▼

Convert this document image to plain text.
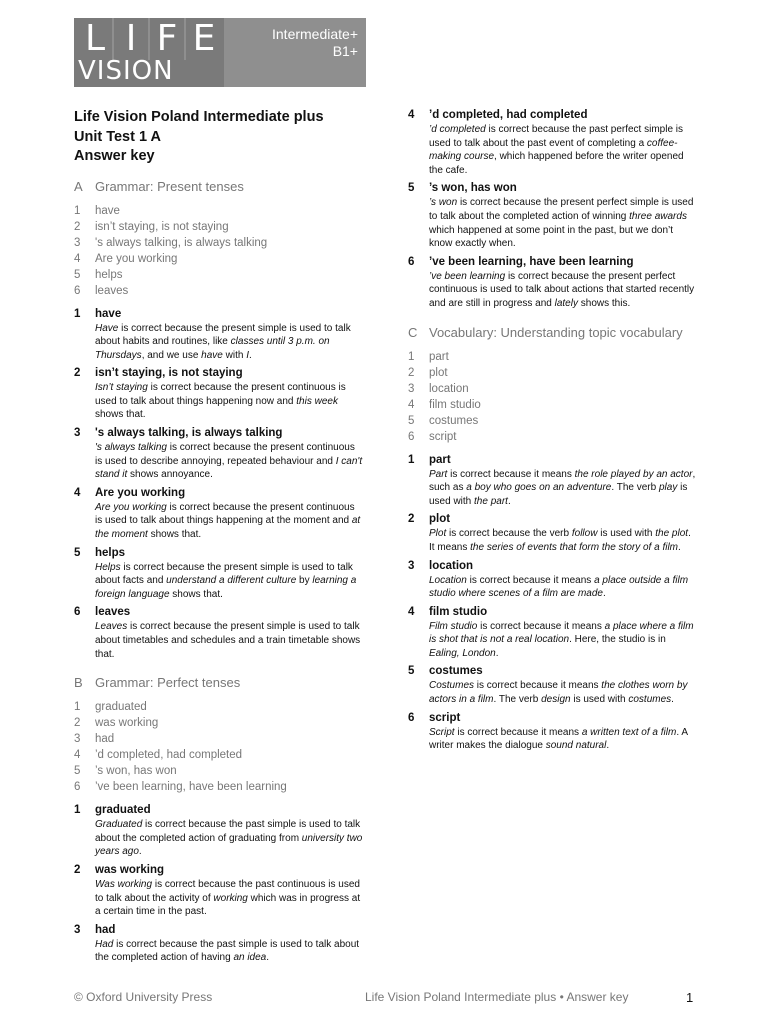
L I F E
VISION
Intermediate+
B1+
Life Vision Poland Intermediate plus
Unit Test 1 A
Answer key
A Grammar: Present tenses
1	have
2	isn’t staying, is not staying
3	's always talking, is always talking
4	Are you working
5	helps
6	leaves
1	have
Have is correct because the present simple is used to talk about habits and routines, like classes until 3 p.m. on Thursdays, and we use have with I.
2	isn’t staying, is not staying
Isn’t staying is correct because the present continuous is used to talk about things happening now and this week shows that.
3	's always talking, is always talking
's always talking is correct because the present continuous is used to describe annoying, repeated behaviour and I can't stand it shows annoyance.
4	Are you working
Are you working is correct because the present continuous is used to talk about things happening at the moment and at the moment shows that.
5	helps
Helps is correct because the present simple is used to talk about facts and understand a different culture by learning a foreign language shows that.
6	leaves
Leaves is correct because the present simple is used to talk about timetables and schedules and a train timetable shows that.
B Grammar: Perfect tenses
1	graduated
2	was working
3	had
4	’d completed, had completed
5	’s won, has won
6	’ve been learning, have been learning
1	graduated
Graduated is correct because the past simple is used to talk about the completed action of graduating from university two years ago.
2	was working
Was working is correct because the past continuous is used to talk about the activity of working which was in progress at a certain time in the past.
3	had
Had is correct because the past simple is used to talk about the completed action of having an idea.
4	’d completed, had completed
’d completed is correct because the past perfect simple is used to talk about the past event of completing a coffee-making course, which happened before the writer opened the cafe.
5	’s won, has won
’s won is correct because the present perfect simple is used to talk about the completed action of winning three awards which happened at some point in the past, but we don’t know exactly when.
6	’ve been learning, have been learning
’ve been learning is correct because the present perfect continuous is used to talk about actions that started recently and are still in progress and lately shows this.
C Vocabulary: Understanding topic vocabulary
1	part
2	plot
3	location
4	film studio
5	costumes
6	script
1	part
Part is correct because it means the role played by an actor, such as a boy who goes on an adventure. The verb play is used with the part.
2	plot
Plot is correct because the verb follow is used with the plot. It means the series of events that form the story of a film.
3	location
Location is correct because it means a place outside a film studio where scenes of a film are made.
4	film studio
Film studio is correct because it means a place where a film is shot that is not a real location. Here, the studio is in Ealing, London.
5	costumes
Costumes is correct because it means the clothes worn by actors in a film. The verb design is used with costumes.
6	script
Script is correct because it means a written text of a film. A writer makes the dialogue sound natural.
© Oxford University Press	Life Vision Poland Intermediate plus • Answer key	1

▲

OBJECTIVE.
Return each line of the listing that holds the string "with".

TASK SOLUTION.
Have is correct because the present simple is used to talk about habits and routines, like classes until 3 p.m. on Thursdays, and we use have with I.
Part is correct because it means the role played by an actor, such as a boy who goes on an adventure. The verb play is used with the part.
Plot is correct because the verb follow is used with the plot. It means the series of events that form the story of a film.
Costumes is correct because it means the clothes worn by actors in a film. The verb design is used with costumes.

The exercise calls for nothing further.